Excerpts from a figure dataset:
========================================================================

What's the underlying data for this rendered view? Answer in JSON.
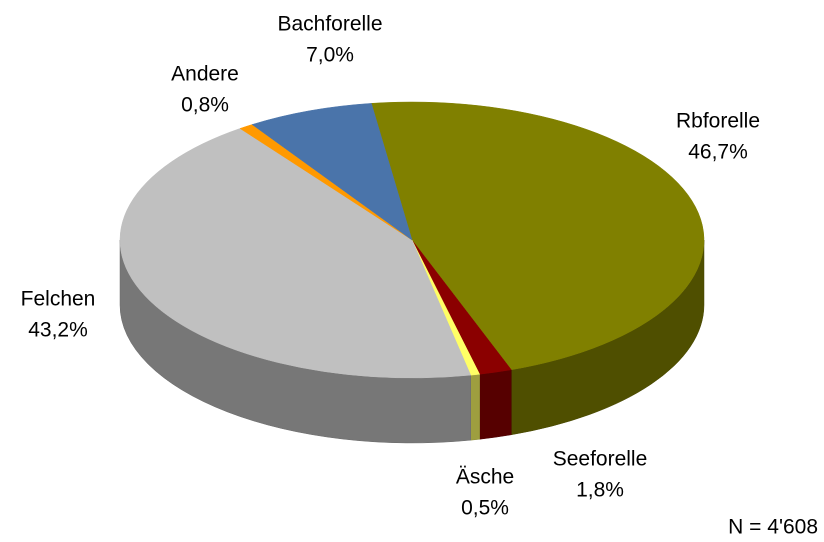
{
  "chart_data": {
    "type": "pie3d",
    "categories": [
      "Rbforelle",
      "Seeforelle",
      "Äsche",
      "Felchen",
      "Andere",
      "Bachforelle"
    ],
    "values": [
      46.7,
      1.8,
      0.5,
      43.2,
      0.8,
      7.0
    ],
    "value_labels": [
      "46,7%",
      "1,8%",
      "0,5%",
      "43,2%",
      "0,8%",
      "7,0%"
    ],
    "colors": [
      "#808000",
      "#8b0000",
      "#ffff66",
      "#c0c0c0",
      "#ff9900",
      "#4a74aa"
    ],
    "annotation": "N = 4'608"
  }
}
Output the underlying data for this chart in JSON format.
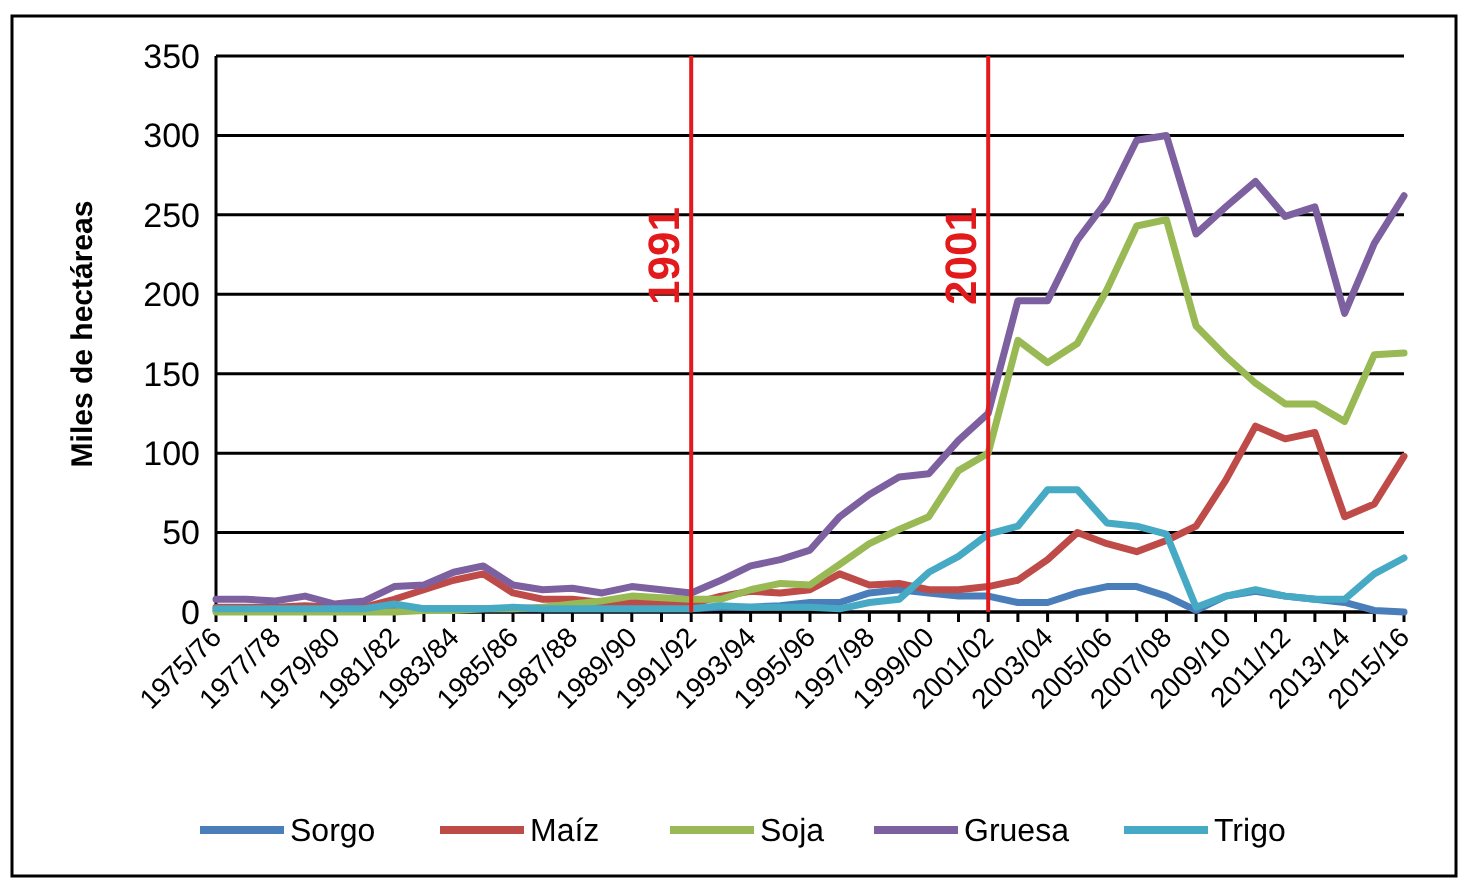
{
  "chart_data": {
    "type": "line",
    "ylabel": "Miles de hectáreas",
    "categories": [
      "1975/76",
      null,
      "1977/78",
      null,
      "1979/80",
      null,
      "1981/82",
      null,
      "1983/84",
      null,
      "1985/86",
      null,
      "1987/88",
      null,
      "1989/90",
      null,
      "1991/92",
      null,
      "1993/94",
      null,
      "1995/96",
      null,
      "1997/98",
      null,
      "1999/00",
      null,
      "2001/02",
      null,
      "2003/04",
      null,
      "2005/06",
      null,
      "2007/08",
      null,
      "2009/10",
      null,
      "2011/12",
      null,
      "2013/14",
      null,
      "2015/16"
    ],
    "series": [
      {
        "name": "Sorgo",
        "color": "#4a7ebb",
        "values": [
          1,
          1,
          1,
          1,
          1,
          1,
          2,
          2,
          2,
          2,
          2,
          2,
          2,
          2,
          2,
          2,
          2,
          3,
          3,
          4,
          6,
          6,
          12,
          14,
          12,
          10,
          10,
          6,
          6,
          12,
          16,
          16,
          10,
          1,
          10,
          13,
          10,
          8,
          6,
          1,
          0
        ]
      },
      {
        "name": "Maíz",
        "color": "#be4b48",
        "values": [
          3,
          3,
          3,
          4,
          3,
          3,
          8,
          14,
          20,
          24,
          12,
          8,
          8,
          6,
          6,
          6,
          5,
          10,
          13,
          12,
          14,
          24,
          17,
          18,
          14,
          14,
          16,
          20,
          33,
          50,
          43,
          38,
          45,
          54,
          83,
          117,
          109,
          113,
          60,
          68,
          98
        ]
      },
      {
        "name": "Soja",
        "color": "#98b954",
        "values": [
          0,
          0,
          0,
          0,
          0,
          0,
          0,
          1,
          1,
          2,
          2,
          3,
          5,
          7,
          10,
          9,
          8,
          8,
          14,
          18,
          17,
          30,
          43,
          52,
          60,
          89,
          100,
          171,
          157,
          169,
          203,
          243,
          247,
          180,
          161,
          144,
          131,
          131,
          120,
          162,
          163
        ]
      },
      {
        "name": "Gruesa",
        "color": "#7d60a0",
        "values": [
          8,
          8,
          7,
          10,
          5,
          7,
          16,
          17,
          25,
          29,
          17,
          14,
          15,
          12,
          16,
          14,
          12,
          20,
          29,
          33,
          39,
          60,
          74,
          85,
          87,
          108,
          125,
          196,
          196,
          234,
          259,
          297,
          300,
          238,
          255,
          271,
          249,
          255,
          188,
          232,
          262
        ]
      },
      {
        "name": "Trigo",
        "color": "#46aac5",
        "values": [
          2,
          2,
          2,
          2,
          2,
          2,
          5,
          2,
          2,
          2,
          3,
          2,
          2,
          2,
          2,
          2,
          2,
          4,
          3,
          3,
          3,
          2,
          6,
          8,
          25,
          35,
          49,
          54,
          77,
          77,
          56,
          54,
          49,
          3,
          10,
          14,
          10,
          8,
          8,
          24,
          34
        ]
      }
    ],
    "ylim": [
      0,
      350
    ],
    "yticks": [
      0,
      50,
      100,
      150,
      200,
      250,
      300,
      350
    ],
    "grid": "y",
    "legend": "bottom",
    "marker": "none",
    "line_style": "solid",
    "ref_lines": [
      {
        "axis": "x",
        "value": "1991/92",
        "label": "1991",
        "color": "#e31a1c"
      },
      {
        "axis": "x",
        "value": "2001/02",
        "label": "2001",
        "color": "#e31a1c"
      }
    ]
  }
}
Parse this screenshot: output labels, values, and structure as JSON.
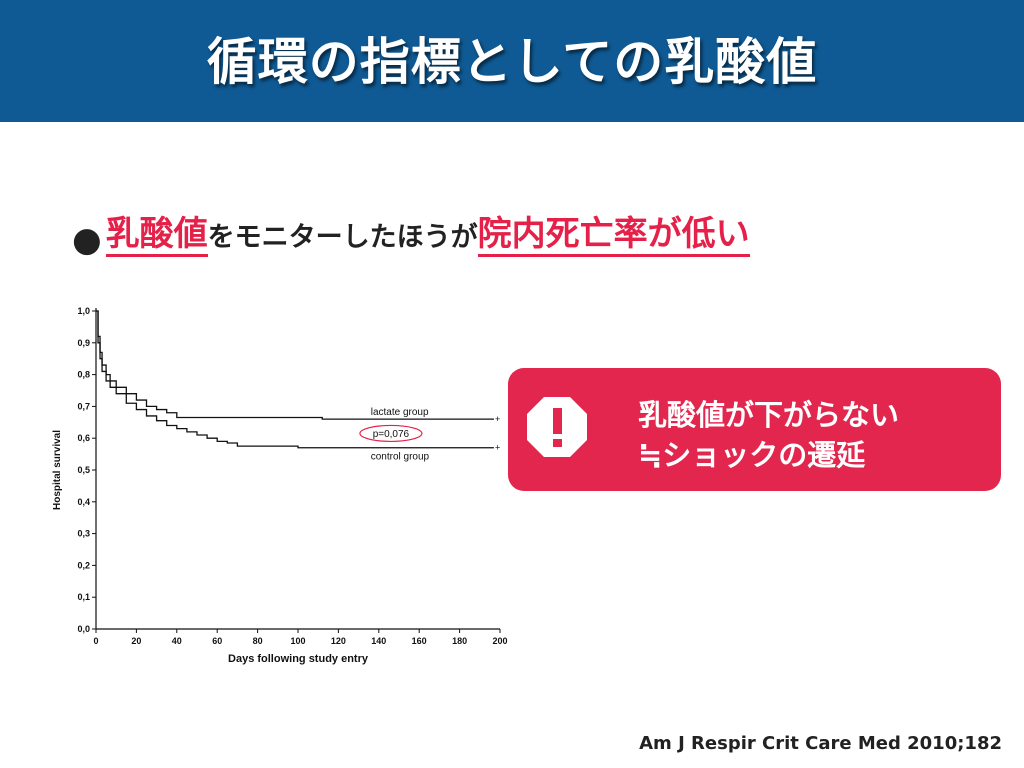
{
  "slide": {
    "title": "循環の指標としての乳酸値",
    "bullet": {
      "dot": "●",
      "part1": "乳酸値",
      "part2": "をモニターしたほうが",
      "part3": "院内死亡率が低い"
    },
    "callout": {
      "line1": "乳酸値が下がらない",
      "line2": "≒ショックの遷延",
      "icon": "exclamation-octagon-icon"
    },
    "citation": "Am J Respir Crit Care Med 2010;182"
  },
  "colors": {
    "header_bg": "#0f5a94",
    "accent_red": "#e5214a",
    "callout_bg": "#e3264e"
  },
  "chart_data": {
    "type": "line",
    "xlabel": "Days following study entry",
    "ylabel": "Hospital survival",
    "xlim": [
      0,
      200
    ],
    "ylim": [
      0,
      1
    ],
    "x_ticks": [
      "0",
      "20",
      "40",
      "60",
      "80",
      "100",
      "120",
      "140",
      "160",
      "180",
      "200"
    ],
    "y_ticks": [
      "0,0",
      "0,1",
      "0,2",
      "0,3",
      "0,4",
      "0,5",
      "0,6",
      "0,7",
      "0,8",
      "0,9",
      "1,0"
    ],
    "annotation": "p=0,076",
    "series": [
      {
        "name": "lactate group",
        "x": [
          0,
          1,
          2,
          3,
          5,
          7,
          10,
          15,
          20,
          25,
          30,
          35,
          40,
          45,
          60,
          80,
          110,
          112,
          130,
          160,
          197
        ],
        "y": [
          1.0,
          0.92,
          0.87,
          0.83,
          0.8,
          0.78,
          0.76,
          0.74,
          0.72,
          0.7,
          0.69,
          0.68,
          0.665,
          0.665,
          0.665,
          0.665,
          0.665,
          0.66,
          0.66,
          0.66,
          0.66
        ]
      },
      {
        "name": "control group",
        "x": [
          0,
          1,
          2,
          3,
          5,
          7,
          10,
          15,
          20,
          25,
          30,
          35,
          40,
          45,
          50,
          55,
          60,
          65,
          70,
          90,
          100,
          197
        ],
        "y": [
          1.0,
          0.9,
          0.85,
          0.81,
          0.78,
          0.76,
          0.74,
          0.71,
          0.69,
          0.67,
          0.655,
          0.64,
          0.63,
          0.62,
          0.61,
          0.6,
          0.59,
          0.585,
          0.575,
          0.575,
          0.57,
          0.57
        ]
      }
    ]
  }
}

========================================================================

__WHAT IS BEING ASKED__
Sift the material for lines with the string "JSON". Copy each one found.

__OUTPUT OF THE TASK__
What's the underlying data for this rendered view? Answer in JSON.
Output the underlying data for this chart in JSON format.
Parse this screenshot: output labels, values, and structure as JSON.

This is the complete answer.